[Begin Record set]
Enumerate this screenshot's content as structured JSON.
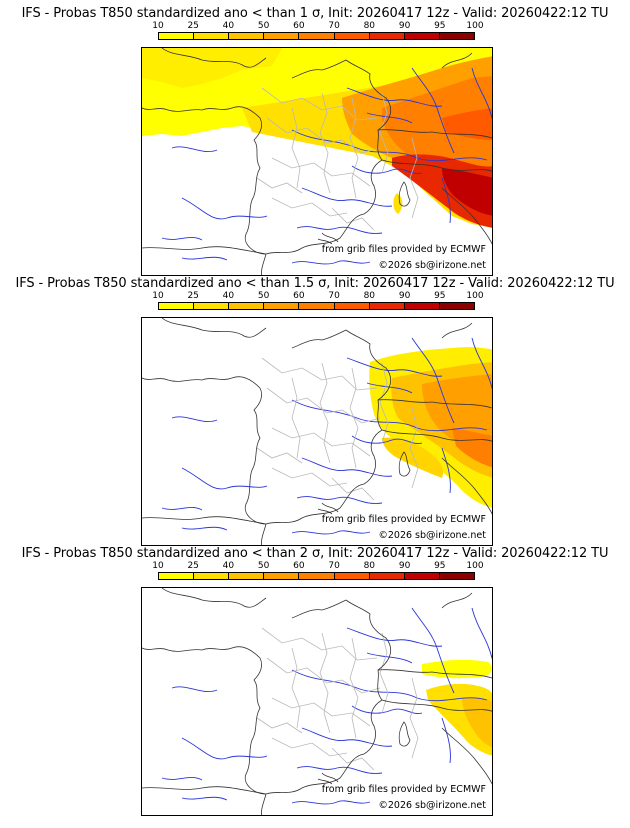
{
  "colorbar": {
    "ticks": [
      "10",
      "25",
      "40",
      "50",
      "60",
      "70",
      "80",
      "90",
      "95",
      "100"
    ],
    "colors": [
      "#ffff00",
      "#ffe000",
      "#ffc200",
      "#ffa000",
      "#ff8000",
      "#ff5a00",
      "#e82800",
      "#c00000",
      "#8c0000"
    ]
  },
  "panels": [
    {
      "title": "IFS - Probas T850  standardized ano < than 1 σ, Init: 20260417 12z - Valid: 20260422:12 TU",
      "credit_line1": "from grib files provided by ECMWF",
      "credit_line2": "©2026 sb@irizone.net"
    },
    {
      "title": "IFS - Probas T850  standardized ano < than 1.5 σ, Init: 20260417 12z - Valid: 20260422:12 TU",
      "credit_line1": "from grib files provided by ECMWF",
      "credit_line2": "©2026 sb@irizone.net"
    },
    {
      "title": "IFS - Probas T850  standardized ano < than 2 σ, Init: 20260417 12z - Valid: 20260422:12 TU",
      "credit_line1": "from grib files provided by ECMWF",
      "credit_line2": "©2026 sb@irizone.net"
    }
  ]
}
[End Record set]
Return the material word for word. Pictures are not part of the copy.

**Response**.
Enumerate this screenshot's content as structured JSON.
{
  "colorbar": {
    "ticks": [
      "10",
      "25",
      "40",
      "50",
      "60",
      "70",
      "80",
      "90",
      "95",
      "100"
    ],
    "colors": [
      "#ffff00",
      "#ffe000",
      "#ffc200",
      "#ffa000",
      "#ff8000",
      "#ff5a00",
      "#e82800",
      "#c00000",
      "#8c0000"
    ]
  },
  "panels": [
    {
      "title": "IFS - Probas T850  standardized ano < than 1 σ, Init: 20260417 12z - Valid: 20260422:12 TU",
      "credit_line1": "from grib files provided by ECMWF",
      "credit_line2": "©2026 sb@irizone.net"
    },
    {
      "title": "IFS - Probas T850  standardized ano < than 1.5 σ, Init: 20260417 12z - Valid: 20260422:12 TU",
      "credit_line1": "from grib files provided by ECMWF",
      "credit_line2": "©2026 sb@irizone.net"
    },
    {
      "title": "IFS - Probas T850  standardized ano < than 2 σ, Init: 20260417 12z - Valid: 20260422:12 TU",
      "credit_line1": "from grib files provided by ECMWF",
      "credit_line2": "©2026 sb@irizone.net"
    }
  ]
}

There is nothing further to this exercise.